* begin Supplied material *

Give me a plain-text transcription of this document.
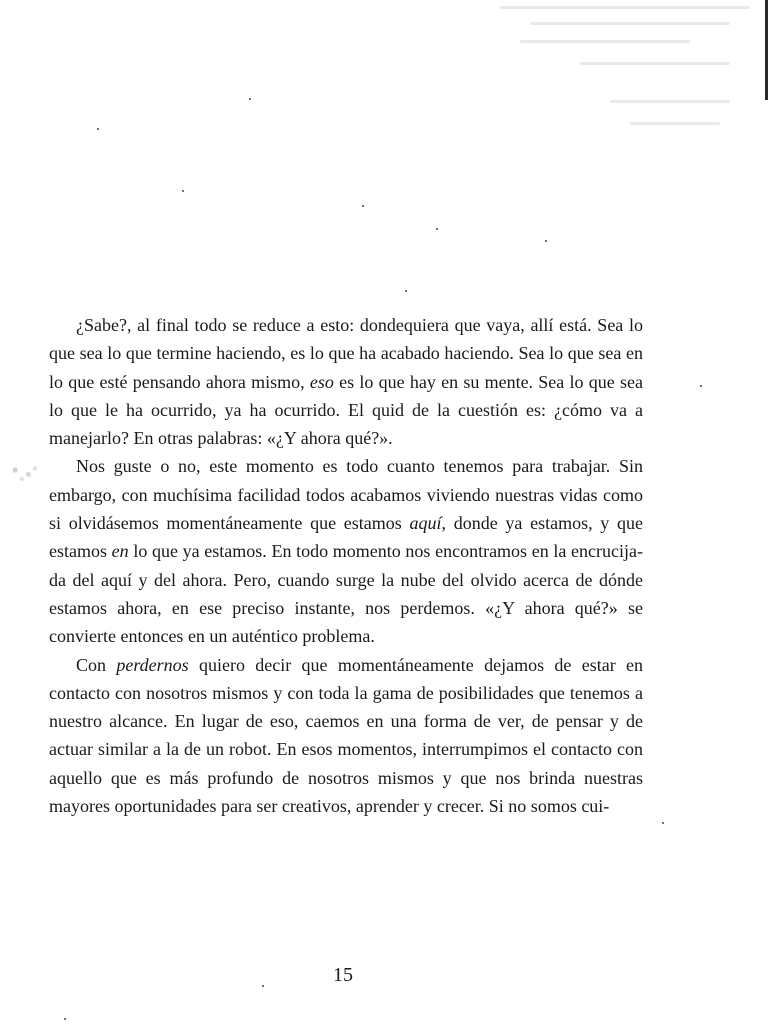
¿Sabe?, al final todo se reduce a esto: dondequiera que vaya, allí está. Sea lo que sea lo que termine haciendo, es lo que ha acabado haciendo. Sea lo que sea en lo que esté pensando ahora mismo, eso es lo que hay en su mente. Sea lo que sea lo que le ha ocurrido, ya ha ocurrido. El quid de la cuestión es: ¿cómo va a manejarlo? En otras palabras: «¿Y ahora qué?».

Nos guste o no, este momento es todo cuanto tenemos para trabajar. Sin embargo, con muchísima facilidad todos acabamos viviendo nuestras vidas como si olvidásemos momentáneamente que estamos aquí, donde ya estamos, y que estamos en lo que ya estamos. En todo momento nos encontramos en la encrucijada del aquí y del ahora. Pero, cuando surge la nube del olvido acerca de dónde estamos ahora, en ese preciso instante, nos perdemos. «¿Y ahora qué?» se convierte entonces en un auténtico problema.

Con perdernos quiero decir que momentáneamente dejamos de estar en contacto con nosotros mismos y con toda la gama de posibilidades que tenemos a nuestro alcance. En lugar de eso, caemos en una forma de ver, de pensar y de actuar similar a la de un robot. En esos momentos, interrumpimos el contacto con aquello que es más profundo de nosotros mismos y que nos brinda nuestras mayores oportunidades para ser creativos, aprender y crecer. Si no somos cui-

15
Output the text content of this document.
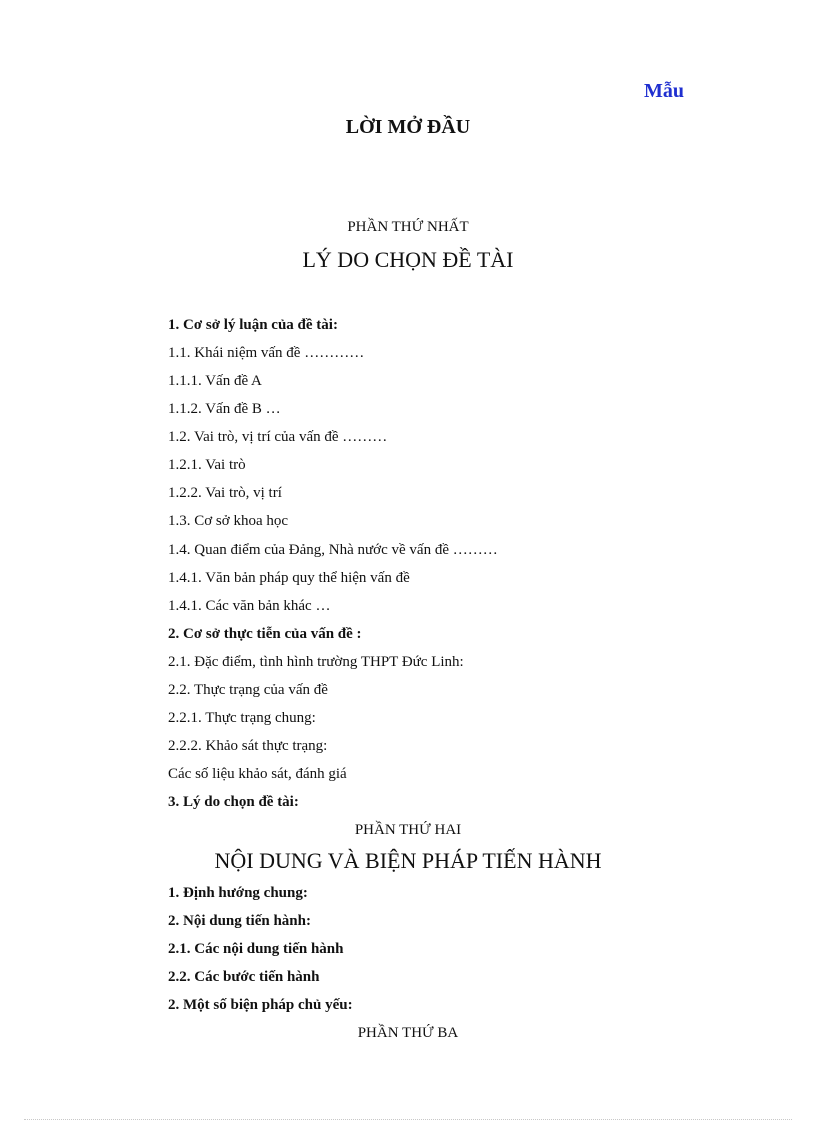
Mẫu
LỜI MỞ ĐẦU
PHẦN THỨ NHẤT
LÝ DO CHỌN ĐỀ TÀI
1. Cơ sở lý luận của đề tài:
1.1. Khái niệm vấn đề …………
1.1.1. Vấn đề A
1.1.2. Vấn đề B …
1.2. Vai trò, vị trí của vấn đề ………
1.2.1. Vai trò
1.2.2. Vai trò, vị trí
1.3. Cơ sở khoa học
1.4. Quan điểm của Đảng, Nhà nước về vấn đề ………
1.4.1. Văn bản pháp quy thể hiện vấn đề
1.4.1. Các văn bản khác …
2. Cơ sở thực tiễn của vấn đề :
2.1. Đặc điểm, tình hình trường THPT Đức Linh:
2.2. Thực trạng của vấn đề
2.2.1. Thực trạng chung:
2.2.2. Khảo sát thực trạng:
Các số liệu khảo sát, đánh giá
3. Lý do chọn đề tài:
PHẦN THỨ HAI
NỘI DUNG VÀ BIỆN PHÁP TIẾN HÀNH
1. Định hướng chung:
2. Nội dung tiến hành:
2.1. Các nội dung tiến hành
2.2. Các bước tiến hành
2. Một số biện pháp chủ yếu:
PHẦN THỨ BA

* end Supplied material *

Exercise prompt => Pick out and copy the lines of the entries that hold the string "text".

Complete answer =>
Give me a plain-text transcription of this document.
Output the text content of this document.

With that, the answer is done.